• Task:
Scan each line of the records for the word "right" and extract the ones that have it.
─── Exercise material ───
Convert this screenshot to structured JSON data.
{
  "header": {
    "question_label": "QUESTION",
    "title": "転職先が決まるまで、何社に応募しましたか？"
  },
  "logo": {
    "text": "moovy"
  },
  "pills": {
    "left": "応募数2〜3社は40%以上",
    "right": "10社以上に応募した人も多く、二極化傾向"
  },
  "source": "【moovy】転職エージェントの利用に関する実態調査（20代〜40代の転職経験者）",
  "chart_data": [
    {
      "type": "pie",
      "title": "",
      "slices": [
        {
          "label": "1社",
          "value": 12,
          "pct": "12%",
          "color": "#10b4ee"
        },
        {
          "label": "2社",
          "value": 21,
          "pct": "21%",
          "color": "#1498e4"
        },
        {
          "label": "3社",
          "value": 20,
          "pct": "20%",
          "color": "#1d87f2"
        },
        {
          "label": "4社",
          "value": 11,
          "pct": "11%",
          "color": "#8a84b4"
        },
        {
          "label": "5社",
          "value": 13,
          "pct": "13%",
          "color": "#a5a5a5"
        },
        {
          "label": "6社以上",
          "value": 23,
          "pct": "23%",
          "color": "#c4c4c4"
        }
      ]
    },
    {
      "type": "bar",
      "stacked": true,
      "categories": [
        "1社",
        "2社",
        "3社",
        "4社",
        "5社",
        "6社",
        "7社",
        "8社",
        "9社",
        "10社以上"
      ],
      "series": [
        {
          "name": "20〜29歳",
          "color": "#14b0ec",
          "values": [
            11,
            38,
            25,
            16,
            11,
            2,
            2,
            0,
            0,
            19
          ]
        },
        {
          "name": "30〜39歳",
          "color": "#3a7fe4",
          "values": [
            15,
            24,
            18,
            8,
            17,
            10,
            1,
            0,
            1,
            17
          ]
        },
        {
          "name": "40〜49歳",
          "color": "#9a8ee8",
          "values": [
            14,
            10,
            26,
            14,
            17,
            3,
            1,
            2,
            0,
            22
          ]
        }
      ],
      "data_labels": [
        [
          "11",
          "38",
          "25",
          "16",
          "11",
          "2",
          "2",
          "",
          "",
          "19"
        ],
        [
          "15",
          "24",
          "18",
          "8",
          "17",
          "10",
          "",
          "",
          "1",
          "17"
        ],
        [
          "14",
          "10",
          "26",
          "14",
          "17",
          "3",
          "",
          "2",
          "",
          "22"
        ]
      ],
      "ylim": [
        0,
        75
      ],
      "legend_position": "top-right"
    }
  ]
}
───
• Answer for the task:
    "right": "10社以上に応募した人も多く、二極化傾向"
      "legend_position": "top-right"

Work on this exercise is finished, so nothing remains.